» WORK REQUIRED:
Below is a listing; reproduce each line of it exactly.

══ MATERIAL SUPPLIED

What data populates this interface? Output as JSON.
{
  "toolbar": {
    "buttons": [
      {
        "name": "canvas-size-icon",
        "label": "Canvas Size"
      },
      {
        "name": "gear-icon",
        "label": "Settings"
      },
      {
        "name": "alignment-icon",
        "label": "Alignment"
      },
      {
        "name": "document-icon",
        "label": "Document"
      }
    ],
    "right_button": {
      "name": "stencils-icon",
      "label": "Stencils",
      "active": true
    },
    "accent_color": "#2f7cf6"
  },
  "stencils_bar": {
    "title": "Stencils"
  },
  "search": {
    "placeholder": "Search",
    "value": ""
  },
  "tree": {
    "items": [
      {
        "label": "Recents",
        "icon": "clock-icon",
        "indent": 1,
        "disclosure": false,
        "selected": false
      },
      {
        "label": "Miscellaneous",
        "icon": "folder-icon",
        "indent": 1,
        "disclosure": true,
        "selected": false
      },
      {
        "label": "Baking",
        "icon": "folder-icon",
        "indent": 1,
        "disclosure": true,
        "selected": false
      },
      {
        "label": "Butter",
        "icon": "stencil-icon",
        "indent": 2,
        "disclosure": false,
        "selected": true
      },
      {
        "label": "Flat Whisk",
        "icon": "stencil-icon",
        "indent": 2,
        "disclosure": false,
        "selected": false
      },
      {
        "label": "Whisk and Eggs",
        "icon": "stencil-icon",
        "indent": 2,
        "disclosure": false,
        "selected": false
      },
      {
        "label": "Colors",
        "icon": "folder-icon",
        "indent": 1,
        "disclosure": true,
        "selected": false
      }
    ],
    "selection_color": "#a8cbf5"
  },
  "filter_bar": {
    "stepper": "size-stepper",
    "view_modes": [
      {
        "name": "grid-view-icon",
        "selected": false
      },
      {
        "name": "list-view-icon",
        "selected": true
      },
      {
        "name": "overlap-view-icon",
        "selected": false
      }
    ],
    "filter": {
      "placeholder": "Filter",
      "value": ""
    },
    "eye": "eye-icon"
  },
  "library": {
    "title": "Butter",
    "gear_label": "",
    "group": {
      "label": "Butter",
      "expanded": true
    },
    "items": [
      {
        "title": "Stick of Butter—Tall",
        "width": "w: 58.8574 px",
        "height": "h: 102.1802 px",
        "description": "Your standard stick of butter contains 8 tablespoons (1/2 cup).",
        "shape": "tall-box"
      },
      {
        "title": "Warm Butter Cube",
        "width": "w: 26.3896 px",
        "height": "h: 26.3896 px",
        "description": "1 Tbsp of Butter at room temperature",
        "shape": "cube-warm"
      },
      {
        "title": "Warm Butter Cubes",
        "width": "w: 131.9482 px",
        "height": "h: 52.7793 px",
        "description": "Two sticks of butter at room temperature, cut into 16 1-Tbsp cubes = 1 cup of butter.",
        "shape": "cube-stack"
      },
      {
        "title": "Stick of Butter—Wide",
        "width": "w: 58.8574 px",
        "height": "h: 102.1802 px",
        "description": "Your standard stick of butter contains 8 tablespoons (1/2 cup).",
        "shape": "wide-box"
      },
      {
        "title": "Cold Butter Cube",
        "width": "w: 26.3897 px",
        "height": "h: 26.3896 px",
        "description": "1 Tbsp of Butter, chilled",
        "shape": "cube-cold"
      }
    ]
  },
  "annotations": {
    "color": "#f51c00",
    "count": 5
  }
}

════

» SOLVED PROBLEM:
What data populates this interface? Output as JSON.
{
  "toolbar": {
    "buttons": [
      {
        "name": "canvas-size-icon",
        "label": "Canvas Size"
      },
      {
        "name": "gear-icon",
        "label": "Settings"
      },
      {
        "name": "alignment-icon",
        "label": "Alignment"
      },
      {
        "name": "document-icon",
        "label": "Document"
      }
    ],
    "right_button": {
      "name": "stencils-icon",
      "label": "Stencils",
      "active": true
    },
    "accent_color": "#2f7cf6"
  },
  "stencils_bar": {
    "title": "Stencils"
  },
  "search": {
    "placeholder": "Search",
    "value": ""
  },
  "tree": {
    "items": [
      {
        "label": "Recents",
        "icon": "clock-icon",
        "indent": 1,
        "disclosure": false,
        "selected": false
      },
      {
        "label": "Miscellaneous",
        "icon": "folder-icon",
        "indent": 1,
        "disclosure": true,
        "selected": false
      },
      {
        "label": "Baking",
        "icon": "folder-icon",
        "indent": 1,
        "disclosure": true,
        "selected": false
      },
      {
        "label": "Butter",
        "icon": "stencil-icon",
        "indent": 2,
        "disclosure": false,
        "selected": true
      },
      {
        "label": "Flat Whisk",
        "icon": "stencil-icon",
        "indent": 2,
        "disclosure": false,
        "selected": false
      },
      {
        "label": "Whisk and Eggs",
        "icon": "stencil-icon",
        "indent": 2,
        "disclosure": false,
        "selected": false
      },
      {
        "label": "Colors",
        "icon": "folder-icon",
        "indent": 1,
        "disclosure": true,
        "selected": false
      }
    ],
    "selection_color": "#a8cbf5"
  },
  "filter_bar": {
    "stepper": "size-stepper",
    "view_modes": [
      {
        "name": "grid-view-icon",
        "selected": false
      },
      {
        "name": "list-view-icon",
        "selected": true
      },
      {
        "name": "overlap-view-icon",
        "selected": false
      }
    ],
    "filter": {
      "placeholder": "Filter",
      "value": ""
    },
    "eye": "eye-icon"
  },
  "library": {
    "title": "Butter",
    "gear_label": "",
    "group": {
      "label": "Butter",
      "expanded": true
    },
    "items": [
      {
        "title": "Stick of Butter—Tall",
        "width": "w: 58.8574 px",
        "height": "h: 102.1802 px",
        "description": "Your standard stick of butter contains 8 tablespoons (1/2 cup).",
        "shape": "tall-box"
      },
      {
        "title": "Warm Butter Cube",
        "width": "w: 26.3896 px",
        "height": "h: 26.3896 px",
        "description": "1 Tbsp of Butter at room temperature",
        "shape": "cube-warm"
      },
      {
        "title": "Warm Butter Cubes",
        "width": "w: 131.9482 px",
        "height": "h: 52.7793 px",
        "description": "Two sticks of butter at room temperature, cut into 16 1-Tbsp cubes = 1 cup of butter.",
        "shape": "cube-stack"
      },
      {
        "title": "Stick of Butter—Wide",
        "width": "w: 58.8574 px",
        "height": "h: 102.1802 px",
        "description": "Your standard stick of butter contains 8 tablespoons (1/2 cup).",
        "shape": "wide-box"
      },
      {
        "title": "Cold Butter Cube",
        "width": "w: 26.3897 px",
        "height": "h: 26.3896 px",
        "description": "1 Tbsp of Butter, chilled",
        "shape": "cube-cold"
      }
    ]
  },
  "annotations": {
    "color": "#f51c00",
    "count": 5
  }
}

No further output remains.